▶ **TASK DETAILS**:
In the entries that follow, find the word "website" and report each line it is on.

▶ **DATASET**:
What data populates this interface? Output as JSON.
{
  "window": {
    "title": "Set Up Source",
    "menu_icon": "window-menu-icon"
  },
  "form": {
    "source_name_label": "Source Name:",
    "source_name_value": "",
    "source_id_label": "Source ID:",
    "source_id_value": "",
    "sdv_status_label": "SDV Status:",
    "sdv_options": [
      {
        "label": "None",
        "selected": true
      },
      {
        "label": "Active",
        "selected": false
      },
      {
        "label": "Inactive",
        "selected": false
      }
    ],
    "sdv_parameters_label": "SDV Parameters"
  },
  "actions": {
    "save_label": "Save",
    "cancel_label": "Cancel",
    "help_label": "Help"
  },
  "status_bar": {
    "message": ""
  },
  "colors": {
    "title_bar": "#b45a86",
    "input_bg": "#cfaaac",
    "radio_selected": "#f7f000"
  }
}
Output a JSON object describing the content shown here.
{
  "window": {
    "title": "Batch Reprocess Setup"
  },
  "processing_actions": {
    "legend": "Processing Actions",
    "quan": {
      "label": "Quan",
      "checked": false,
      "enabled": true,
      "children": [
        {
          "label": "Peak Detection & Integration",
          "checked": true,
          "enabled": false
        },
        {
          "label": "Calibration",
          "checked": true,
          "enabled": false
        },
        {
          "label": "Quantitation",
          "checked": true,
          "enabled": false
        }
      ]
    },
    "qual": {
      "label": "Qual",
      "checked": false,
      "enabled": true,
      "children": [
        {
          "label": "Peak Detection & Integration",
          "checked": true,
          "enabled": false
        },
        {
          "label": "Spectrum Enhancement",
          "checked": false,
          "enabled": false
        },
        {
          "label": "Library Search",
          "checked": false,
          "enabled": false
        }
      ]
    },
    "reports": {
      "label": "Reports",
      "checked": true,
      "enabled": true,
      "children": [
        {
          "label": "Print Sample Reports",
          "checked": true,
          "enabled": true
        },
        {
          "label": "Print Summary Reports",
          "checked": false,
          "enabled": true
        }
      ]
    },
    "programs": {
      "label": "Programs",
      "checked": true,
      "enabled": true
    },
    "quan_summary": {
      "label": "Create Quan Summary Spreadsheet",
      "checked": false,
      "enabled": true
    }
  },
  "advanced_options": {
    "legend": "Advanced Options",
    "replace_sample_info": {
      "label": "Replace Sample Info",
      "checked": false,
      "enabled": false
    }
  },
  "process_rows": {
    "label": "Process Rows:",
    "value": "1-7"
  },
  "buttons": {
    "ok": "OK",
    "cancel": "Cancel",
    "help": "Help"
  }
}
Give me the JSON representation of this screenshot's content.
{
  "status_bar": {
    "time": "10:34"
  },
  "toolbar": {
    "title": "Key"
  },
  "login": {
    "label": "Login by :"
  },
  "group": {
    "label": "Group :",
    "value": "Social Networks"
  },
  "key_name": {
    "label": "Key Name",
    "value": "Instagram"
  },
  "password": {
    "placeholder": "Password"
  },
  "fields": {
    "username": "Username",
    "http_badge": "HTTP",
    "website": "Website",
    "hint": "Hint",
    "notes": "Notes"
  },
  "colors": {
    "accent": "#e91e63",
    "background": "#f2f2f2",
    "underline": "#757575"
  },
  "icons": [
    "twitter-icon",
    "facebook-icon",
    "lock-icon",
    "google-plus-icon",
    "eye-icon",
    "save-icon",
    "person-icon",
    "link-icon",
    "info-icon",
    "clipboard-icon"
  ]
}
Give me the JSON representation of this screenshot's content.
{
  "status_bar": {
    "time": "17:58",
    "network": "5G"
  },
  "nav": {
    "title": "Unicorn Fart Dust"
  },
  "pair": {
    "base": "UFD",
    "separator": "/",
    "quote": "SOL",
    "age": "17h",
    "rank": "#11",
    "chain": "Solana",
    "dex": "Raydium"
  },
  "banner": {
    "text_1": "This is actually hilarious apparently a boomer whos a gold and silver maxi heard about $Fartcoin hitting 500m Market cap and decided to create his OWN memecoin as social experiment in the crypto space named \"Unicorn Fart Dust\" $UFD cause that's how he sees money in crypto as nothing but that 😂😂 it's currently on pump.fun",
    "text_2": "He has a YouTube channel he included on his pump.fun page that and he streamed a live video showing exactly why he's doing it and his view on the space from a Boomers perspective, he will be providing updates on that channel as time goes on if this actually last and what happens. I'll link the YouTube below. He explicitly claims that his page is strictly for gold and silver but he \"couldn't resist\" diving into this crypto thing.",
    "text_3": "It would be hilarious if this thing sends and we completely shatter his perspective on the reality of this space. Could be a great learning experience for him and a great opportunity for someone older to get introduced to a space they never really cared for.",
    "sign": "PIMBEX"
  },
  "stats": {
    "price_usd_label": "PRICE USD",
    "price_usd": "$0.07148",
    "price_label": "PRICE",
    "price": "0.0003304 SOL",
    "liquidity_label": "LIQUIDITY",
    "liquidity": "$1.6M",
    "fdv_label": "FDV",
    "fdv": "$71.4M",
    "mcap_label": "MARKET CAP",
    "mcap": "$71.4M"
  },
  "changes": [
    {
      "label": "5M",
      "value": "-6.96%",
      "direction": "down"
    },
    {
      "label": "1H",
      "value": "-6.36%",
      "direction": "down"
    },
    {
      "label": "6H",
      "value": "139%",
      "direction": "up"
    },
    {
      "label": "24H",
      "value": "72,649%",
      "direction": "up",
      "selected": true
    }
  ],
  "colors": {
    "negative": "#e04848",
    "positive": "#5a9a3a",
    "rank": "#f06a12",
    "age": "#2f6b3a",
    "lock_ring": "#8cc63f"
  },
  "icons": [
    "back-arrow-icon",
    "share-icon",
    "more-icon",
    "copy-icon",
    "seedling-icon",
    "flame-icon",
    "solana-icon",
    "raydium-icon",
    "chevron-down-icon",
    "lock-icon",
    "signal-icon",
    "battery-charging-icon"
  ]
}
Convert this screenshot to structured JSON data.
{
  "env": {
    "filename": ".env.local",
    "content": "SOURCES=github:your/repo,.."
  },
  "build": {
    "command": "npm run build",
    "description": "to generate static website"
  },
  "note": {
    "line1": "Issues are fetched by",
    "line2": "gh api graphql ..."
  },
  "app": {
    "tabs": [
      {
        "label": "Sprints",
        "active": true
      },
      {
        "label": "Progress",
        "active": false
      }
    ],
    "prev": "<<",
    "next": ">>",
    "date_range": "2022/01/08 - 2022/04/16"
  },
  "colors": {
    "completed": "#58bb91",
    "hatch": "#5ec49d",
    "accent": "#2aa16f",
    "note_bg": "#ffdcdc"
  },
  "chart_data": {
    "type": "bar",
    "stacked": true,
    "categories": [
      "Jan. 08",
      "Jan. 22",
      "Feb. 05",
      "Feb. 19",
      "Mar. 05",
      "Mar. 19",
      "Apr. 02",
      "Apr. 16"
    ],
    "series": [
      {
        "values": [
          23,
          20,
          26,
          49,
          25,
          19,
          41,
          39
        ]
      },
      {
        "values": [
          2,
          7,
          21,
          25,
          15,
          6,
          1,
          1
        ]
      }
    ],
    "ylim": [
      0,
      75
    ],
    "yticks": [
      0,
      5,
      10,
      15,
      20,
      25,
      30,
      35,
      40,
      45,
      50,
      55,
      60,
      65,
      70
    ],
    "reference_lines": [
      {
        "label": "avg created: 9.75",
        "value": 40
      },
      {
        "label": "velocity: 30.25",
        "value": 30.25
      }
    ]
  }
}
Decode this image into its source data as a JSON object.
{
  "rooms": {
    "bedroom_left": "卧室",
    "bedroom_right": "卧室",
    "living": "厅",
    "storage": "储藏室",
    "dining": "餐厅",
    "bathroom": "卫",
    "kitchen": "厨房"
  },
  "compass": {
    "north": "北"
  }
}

▶ **WRITTEN SOLUTION**:
    "website": "Website",
    "description": "to generate static website"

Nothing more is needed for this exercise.